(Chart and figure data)
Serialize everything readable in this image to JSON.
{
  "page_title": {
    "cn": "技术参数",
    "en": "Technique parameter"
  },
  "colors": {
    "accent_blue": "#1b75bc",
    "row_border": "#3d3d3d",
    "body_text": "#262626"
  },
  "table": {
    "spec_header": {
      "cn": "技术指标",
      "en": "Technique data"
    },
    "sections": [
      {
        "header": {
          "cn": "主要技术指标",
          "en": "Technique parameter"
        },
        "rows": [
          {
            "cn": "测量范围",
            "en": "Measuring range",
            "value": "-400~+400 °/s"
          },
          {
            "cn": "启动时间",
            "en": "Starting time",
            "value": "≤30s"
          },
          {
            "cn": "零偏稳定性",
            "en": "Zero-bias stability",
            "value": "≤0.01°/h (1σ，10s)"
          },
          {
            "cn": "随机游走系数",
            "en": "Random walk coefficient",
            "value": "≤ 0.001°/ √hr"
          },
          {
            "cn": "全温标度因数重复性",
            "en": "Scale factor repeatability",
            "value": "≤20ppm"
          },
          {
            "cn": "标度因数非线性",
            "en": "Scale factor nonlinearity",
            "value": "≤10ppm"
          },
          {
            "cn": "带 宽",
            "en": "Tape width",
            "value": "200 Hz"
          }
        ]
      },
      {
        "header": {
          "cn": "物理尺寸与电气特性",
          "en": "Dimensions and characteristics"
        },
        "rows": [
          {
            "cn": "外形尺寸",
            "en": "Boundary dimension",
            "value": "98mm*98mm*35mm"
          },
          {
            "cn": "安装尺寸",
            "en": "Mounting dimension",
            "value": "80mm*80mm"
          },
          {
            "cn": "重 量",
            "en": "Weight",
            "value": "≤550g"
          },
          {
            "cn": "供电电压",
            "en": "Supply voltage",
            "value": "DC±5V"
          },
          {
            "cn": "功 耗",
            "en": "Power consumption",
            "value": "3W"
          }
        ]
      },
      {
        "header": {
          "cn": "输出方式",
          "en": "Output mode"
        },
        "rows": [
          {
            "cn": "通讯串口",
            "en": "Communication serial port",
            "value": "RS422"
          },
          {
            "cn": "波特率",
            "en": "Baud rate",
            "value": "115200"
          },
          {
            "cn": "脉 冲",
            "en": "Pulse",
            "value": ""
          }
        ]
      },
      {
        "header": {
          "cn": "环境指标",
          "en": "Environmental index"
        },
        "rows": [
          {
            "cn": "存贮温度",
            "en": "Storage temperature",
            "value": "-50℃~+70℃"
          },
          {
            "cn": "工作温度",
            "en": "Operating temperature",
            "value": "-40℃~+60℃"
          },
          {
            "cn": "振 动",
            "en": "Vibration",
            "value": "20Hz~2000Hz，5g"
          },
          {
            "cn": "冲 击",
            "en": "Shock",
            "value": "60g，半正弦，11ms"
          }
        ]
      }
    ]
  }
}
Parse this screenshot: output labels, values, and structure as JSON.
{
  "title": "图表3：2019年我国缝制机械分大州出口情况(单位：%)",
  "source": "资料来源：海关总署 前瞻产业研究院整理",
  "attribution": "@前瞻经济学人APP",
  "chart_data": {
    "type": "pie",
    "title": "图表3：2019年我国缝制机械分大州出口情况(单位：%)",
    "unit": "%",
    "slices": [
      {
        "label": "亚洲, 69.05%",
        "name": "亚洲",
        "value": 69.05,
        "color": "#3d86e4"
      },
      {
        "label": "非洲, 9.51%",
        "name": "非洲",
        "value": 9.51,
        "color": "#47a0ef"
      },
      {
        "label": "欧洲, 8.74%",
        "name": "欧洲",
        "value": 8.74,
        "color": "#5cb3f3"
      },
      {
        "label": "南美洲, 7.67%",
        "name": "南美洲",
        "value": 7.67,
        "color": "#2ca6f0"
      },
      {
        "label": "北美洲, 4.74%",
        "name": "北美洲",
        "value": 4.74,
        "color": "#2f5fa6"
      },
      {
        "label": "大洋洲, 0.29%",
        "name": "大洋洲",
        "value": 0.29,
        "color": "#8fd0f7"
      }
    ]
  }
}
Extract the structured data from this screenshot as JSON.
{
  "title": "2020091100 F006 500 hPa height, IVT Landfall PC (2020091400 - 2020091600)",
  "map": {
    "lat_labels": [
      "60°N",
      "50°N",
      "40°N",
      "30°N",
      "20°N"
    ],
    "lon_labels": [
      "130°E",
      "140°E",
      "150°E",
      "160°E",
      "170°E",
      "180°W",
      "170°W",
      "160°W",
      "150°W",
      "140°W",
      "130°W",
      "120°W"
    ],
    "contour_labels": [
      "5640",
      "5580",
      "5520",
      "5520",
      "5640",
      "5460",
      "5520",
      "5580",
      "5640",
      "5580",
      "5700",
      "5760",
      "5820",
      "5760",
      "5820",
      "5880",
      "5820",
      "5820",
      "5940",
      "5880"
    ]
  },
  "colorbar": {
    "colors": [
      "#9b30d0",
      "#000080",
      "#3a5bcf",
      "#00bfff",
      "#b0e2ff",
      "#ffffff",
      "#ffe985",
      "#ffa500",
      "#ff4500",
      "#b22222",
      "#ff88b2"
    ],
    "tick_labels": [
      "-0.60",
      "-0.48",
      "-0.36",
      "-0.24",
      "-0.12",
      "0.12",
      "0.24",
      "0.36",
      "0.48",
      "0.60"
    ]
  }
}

Exercise requirements >> Reproduce the material verbatim, line by line.

Output of the exercise >>
Serialize everything readable in this image to JSON.
{
  "page_title": {
    "cn": "技术参数",
    "en": "Technique parameter"
  },
  "colors": {
    "accent_blue": "#1b75bc",
    "row_border": "#3d3d3d",
    "body_text": "#262626"
  },
  "table": {
    "spec_header": {
      "cn": "技术指标",
      "en": "Technique data"
    },
    "sections": [
      {
        "header": {
          "cn": "主要技术指标",
          "en": "Technique parameter"
        },
        "rows": [
          {
            "cn": "测量范围",
            "en": "Measuring range",
            "value": "-400~+400 °/s"
          },
          {
            "cn": "启动时间",
            "en": "Starting time",
            "value": "≤30s"
          },
          {
            "cn": "零偏稳定性",
            "en": "Zero-bias stability",
            "value": "≤0.01°/h (1σ，10s)"
          },
          {
            "cn": "随机游走系数",
            "en": "Random walk coefficient",
            "value": "≤ 0.001°/ √hr"
          },
          {
            "cn": "全温标度因数重复性",
            "en": "Scale factor repeatability",
            "value": "≤20ppm"
          },
          {
            "cn": "标度因数非线性",
            "en": "Scale factor nonlinearity",
            "value": "≤10ppm"
          },
          {
            "cn": "带 宽",
            "en": "Tape width",
            "value": "200 Hz"
          }
        ]
      },
      {
        "header": {
          "cn": "物理尺寸与电气特性",
          "en": "Dimensions and characteristics"
        },
        "rows": [
          {
            "cn": "外形尺寸",
            "en": "Boundary dimension",
            "value": "98mm*98mm*35mm"
          },
          {
            "cn": "安装尺寸",
            "en": "Mounting dimension",
            "value": "80mm*80mm"
          },
          {
            "cn": "重 量",
            "en": "Weight",
            "value": "≤550g"
          },
          {
            "cn": "供电电压",
            "en": "Supply voltage",
            "value": "DC±5V"
          },
          {
            "cn": "功 耗",
            "en": "Power consumption",
            "value": "3W"
          }
        ]
      },
      {
        "header": {
          "cn": "输出方式",
          "en": "Output mode"
        },
        "rows": [
          {
            "cn": "通讯串口",
            "en": "Communication serial port",
            "value": "RS422"
          },
          {
            "cn": "波特率",
            "en": "Baud rate",
            "value": "115200"
          },
          {
            "cn": "脉 冲",
            "en": "Pulse",
            "value": ""
          }
        ]
      },
      {
        "header": {
          "cn": "环境指标",
          "en": "Environmental index"
        },
        "rows": [
          {
            "cn": "存贮温度",
            "en": "Storage temperature",
            "value": "-50℃~+70℃"
          },
          {
            "cn": "工作温度",
            "en": "Operating temperature",
            "value": "-40℃~+60℃"
          },
          {
            "cn": "振 动",
            "en": "Vibration",
            "value": "20Hz~2000Hz，5g"
          },
          {
            "cn": "冲 击",
            "en": "Shock",
            "value": "60g，半正弦，11ms"
          }
        ]
      }
    ]
  }
}
Parse this screenshot: output labels, values, and structure as JSON.
{
  "title": "图表3：2019年我国缝制机械分大州出口情况(单位：%)",
  "source": "资料来源：海关总署 前瞻产业研究院整理",
  "attribution": "@前瞻经济学人APP",
  "chart_data": {
    "type": "pie",
    "title": "图表3：2019年我国缝制机械分大州出口情况(单位：%)",
    "unit": "%",
    "slices": [
      {
        "label": "亚洲, 69.05%",
        "name": "亚洲",
        "value": 69.05,
        "color": "#3d86e4"
      },
      {
        "label": "非洲, 9.51%",
        "name": "非洲",
        "value": 9.51,
        "color": "#47a0ef"
      },
      {
        "label": "欧洲, 8.74%",
        "name": "欧洲",
        "value": 8.74,
        "color": "#5cb3f3"
      },
      {
        "label": "南美洲, 7.67%",
        "name": "南美洲",
        "value": 7.67,
        "color": "#2ca6f0"
      },
      {
        "label": "北美洲, 4.74%",
        "name": "北美洲",
        "value": 4.74,
        "color": "#2f5fa6"
      },
      {
        "label": "大洋洲, 0.29%",
        "name": "大洋洲",
        "value": 0.29,
        "color": "#8fd0f7"
      }
    ]
  }
}
Extract the structured data from this screenshot as JSON.
{
  "title": "2020091100 F006 500 hPa height, IVT Landfall PC (2020091400 - 2020091600)",
  "map": {
    "lat_labels": [
      "60°N",
      "50°N",
      "40°N",
      "30°N",
      "20°N"
    ],
    "lon_labels": [
      "130°E",
      "140°E",
      "150°E",
      "160°E",
      "170°E",
      "180°W",
      "170°W",
      "160°W",
      "150°W",
      "140°W",
      "130°W",
      "120°W"
    ],
    "contour_labels": [
      "5640",
      "5580",
      "5520",
      "5520",
      "5640",
      "5460",
      "5520",
      "5580",
      "5640",
      "5580",
      "5700",
      "5760",
      "5820",
      "5760",
      "5820",
      "5880",
      "5820",
      "5820",
      "5940",
      "5880"
    ]
  },
  "colorbar": {
    "colors": [
      "#9b30d0",
      "#000080",
      "#3a5bcf",
      "#00bfff",
      "#b0e2ff",
      "#ffffff",
      "#ffe985",
      "#ffa500",
      "#ff4500",
      "#b22222",
      "#ff88b2"
    ],
    "tick_labels": [
      "-0.60",
      "-0.48",
      "-0.36",
      "-0.24",
      "-0.12",
      "0.12",
      "0.24",
      "0.36",
      "0.48",
      "0.60"
    ]
  }
}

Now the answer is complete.